(Task requirements):
From the material below, list every line containing "name".

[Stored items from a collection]
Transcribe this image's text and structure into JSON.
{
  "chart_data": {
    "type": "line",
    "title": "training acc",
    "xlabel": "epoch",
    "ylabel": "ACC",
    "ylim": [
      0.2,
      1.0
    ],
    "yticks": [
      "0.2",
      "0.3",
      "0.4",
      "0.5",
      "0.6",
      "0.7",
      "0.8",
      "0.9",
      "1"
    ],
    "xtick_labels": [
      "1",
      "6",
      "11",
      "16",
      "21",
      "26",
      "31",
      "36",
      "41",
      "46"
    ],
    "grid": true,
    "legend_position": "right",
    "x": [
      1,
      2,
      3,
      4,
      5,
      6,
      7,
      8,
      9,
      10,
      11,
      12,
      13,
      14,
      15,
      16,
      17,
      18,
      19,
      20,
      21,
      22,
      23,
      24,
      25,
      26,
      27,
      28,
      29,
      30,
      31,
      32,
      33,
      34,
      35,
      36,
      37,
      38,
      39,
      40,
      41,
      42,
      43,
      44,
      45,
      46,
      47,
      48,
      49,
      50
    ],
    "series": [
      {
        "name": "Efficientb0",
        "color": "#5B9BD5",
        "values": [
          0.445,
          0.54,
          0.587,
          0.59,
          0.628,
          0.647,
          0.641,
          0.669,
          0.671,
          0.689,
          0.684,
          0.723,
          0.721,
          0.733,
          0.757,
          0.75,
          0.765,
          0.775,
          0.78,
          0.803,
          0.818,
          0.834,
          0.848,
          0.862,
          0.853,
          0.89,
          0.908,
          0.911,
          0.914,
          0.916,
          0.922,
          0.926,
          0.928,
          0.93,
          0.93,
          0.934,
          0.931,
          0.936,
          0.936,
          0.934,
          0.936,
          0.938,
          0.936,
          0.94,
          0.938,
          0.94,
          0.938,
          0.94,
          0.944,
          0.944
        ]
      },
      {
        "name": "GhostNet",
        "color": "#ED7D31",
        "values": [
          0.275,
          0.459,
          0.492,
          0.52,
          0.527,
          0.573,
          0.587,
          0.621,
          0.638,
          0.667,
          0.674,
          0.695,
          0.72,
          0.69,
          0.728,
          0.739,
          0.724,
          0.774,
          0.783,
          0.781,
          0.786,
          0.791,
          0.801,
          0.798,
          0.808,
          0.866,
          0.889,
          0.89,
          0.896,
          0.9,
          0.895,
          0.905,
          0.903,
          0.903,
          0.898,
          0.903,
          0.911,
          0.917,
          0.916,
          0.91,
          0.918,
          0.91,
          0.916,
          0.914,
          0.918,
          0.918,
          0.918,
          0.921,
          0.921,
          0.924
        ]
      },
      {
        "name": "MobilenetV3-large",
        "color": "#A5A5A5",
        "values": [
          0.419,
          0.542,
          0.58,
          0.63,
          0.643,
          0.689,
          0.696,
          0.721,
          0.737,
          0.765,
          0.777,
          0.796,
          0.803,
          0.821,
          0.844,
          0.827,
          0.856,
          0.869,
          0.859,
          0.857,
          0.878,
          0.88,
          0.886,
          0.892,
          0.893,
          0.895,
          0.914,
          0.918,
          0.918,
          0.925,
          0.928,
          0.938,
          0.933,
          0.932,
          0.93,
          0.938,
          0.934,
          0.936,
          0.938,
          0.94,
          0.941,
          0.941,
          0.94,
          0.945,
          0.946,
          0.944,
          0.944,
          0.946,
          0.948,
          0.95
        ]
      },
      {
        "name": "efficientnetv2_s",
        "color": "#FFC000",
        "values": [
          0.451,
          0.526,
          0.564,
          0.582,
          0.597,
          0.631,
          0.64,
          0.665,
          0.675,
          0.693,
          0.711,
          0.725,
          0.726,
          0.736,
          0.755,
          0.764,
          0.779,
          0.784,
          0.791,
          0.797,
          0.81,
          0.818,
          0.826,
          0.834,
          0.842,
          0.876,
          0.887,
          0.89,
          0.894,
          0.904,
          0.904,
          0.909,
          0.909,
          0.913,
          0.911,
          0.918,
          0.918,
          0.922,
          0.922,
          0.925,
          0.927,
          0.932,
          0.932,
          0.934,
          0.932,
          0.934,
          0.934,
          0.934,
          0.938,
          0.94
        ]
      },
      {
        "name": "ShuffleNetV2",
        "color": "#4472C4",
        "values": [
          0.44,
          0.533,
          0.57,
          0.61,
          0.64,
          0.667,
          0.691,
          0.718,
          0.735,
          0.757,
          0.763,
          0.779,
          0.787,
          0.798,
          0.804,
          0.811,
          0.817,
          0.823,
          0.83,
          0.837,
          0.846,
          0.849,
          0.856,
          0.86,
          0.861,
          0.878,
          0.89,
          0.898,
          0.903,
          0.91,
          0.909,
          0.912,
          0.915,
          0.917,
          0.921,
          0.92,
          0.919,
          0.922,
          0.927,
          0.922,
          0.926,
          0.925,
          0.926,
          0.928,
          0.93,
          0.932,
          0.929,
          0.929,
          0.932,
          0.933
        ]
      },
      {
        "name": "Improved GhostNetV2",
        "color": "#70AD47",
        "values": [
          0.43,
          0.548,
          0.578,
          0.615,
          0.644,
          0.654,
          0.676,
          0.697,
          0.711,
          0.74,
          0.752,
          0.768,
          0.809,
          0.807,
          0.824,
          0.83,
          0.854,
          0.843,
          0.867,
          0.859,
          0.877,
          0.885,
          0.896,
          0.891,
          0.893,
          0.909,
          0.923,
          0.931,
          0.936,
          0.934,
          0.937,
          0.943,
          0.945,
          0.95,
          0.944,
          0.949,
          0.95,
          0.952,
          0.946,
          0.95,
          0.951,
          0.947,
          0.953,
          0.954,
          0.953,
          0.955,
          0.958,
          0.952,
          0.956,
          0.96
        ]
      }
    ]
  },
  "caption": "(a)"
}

(Output below):
        "name": "Efficientb0",
        "name": "GhostNet",
        "name": "MobilenetV3-large",
        "name": "efficientnetv2_s",
        "name": "ShuffleNetV2",
        "name": "Improved GhostNetV2",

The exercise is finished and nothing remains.